● MATERIAL:
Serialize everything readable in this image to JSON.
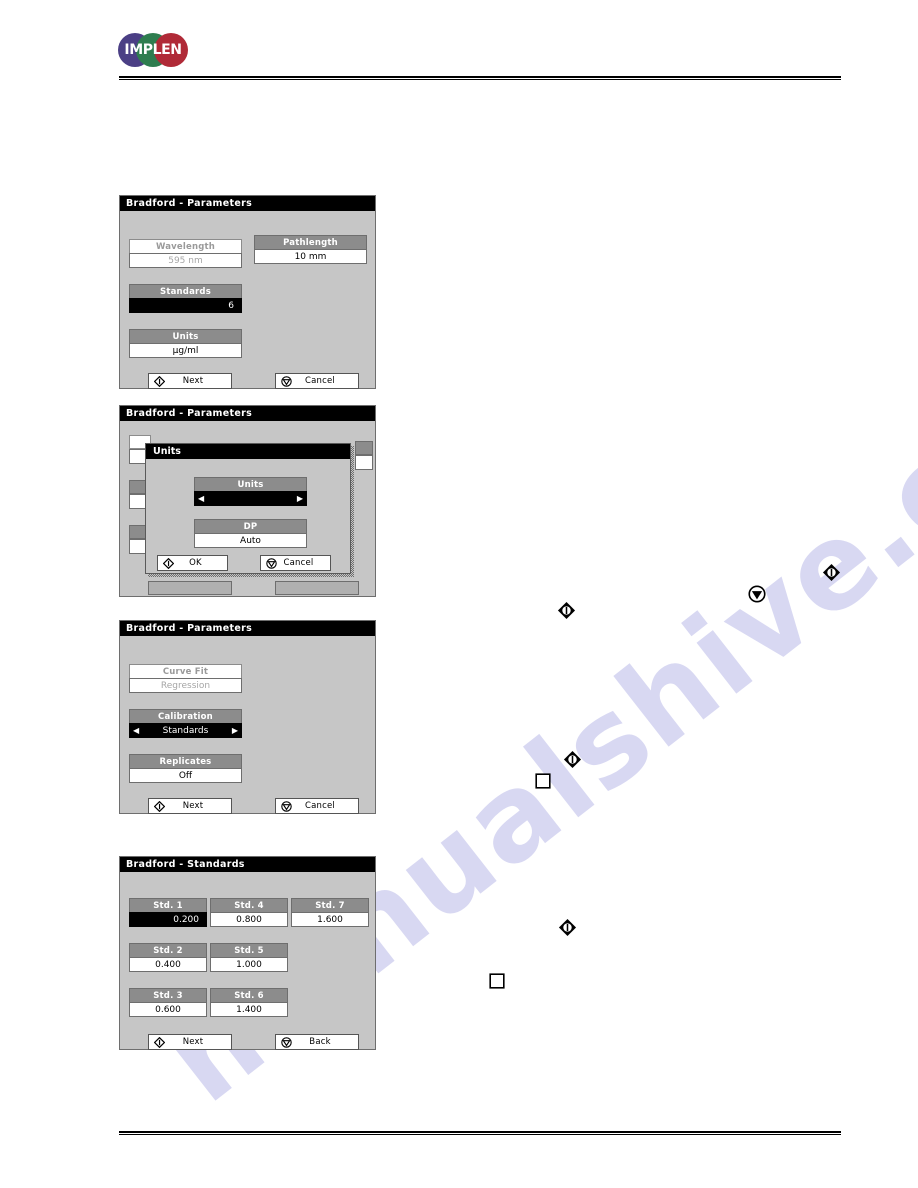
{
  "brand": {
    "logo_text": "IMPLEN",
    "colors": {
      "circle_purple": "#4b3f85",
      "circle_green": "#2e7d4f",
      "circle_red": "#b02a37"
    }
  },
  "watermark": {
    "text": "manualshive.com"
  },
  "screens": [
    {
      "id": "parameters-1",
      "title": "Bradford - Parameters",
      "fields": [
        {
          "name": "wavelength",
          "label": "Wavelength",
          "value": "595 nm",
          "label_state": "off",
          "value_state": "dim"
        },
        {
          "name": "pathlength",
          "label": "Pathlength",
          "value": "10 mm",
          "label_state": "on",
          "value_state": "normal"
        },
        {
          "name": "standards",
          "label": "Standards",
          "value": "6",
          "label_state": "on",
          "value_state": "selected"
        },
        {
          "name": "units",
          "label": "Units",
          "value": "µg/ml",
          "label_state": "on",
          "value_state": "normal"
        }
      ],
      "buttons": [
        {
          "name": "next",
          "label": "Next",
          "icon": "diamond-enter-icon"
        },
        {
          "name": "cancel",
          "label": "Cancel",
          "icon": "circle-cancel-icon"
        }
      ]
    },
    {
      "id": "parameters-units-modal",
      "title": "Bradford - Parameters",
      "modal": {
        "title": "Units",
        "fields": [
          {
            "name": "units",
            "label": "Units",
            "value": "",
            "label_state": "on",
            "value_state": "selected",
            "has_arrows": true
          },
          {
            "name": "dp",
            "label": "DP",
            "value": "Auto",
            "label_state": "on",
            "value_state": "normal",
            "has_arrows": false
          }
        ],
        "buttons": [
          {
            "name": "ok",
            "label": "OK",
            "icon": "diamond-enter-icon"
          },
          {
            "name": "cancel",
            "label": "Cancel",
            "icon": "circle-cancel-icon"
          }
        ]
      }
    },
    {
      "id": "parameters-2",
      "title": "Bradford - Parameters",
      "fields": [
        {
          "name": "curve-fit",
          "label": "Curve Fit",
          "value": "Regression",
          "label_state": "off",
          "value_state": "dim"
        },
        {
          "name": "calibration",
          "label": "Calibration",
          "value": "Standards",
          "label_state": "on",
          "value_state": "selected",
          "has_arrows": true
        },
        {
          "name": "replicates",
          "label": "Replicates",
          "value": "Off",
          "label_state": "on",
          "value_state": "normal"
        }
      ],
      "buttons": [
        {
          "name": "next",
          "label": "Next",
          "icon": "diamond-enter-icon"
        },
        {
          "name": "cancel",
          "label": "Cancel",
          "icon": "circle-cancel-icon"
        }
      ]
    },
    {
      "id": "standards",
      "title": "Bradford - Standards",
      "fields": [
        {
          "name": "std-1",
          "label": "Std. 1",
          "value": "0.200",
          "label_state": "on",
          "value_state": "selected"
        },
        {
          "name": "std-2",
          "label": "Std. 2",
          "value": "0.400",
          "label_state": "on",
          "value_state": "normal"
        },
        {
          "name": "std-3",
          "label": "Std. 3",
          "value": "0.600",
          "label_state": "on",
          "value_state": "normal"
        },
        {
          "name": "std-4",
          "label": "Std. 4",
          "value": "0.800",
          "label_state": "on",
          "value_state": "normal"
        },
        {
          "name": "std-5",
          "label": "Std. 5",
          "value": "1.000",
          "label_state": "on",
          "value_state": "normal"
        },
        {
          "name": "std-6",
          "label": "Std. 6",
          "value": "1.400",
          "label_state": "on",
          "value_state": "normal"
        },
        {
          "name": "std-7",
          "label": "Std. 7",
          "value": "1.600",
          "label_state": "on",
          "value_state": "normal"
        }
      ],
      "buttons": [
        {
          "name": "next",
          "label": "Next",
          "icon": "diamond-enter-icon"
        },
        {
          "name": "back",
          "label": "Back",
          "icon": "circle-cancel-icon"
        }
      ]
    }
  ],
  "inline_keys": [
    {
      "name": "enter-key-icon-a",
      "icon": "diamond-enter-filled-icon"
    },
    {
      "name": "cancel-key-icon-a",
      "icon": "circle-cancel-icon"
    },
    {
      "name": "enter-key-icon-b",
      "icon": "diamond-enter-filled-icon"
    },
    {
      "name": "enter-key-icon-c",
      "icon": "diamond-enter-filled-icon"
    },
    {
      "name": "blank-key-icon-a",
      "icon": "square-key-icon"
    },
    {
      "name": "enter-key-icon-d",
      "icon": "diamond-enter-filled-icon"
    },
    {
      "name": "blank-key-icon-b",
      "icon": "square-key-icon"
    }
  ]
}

● SHORT PROBLEM: Make an exact copy of all the material, but keep the pictures out of it.

● EXPECTED OUTPUT:
Serialize everything readable in this image to JSON.
{
  "brand": {
    "logo_text": "IMPLEN",
    "colors": {
      "circle_purple": "#4b3f85",
      "circle_green": "#2e7d4f",
      "circle_red": "#b02a37"
    }
  },
  "watermark": {
    "text": "manualshive.com"
  },
  "screens": [
    {
      "id": "parameters-1",
      "title": "Bradford - Parameters",
      "fields": [
        {
          "name": "wavelength",
          "label": "Wavelength",
          "value": "595 nm",
          "label_state": "off",
          "value_state": "dim"
        },
        {
          "name": "pathlength",
          "label": "Pathlength",
          "value": "10 mm",
          "label_state": "on",
          "value_state": "normal"
        },
        {
          "name": "standards",
          "label": "Standards",
          "value": "6",
          "label_state": "on",
          "value_state": "selected"
        },
        {
          "name": "units",
          "label": "Units",
          "value": "µg/ml",
          "label_state": "on",
          "value_state": "normal"
        }
      ],
      "buttons": [
        {
          "name": "next",
          "label": "Next",
          "icon": "diamond-enter-icon"
        },
        {
          "name": "cancel",
          "label": "Cancel",
          "icon": "circle-cancel-icon"
        }
      ]
    },
    {
      "id": "parameters-units-modal",
      "title": "Bradford - Parameters",
      "modal": {
        "title": "Units",
        "fields": [
          {
            "name": "units",
            "label": "Units",
            "value": "",
            "label_state": "on",
            "value_state": "selected",
            "has_arrows": true
          },
          {
            "name": "dp",
            "label": "DP",
            "value": "Auto",
            "label_state": "on",
            "value_state": "normal",
            "has_arrows": false
          }
        ],
        "buttons": [
          {
            "name": "ok",
            "label": "OK",
            "icon": "diamond-enter-icon"
          },
          {
            "name": "cancel",
            "label": "Cancel",
            "icon": "circle-cancel-icon"
          }
        ]
      }
    },
    {
      "id": "parameters-2",
      "title": "Bradford - Parameters",
      "fields": [
        {
          "name": "curve-fit",
          "label": "Curve Fit",
          "value": "Regression",
          "label_state": "off",
          "value_state": "dim"
        },
        {
          "name": "calibration",
          "label": "Calibration",
          "value": "Standards",
          "label_state": "on",
          "value_state": "selected",
          "has_arrows": true
        },
        {
          "name": "replicates",
          "label": "Replicates",
          "value": "Off",
          "label_state": "on",
          "value_state": "normal"
        }
      ],
      "buttons": [
        {
          "name": "next",
          "label": "Next",
          "icon": "diamond-enter-icon"
        },
        {
          "name": "cancel",
          "label": "Cancel",
          "icon": "circle-cancel-icon"
        }
      ]
    },
    {
      "id": "standards",
      "title": "Bradford - Standards",
      "fields": [
        {
          "name": "std-1",
          "label": "Std. 1",
          "value": "0.200",
          "label_state": "on",
          "value_state": "selected"
        },
        {
          "name": "std-2",
          "label": "Std. 2",
          "value": "0.400",
          "label_state": "on",
          "value_state": "normal"
        },
        {
          "name": "std-3",
          "label": "Std. 3",
          "value": "0.600",
          "label_state": "on",
          "value_state": "normal"
        },
        {
          "name": "std-4",
          "label": "Std. 4",
          "value": "0.800",
          "label_state": "on",
          "value_state": "normal"
        },
        {
          "name": "std-5",
          "label": "Std. 5",
          "value": "1.000",
          "label_state": "on",
          "value_state": "normal"
        },
        {
          "name": "std-6",
          "label": "Std. 6",
          "value": "1.400",
          "label_state": "on",
          "value_state": "normal"
        },
        {
          "name": "std-7",
          "label": "Std. 7",
          "value": "1.600",
          "label_state": "on",
          "value_state": "normal"
        }
      ],
      "buttons": [
        {
          "name": "next",
          "label": "Next",
          "icon": "diamond-enter-icon"
        },
        {
          "name": "back",
          "label": "Back",
          "icon": "circle-cancel-icon"
        }
      ]
    }
  ],
  "inline_keys": [
    {
      "name": "enter-key-icon-a",
      "icon": "diamond-enter-filled-icon"
    },
    {
      "name": "cancel-key-icon-a",
      "icon": "circle-cancel-icon"
    },
    {
      "name": "enter-key-icon-b",
      "icon": "diamond-enter-filled-icon"
    },
    {
      "name": "enter-key-icon-c",
      "icon": "diamond-enter-filled-icon"
    },
    {
      "name": "blank-key-icon-a",
      "icon": "square-key-icon"
    },
    {
      "name": "enter-key-icon-d",
      "icon": "diamond-enter-filled-icon"
    },
    {
      "name": "blank-key-icon-b",
      "icon": "square-key-icon"
    }
  ]
}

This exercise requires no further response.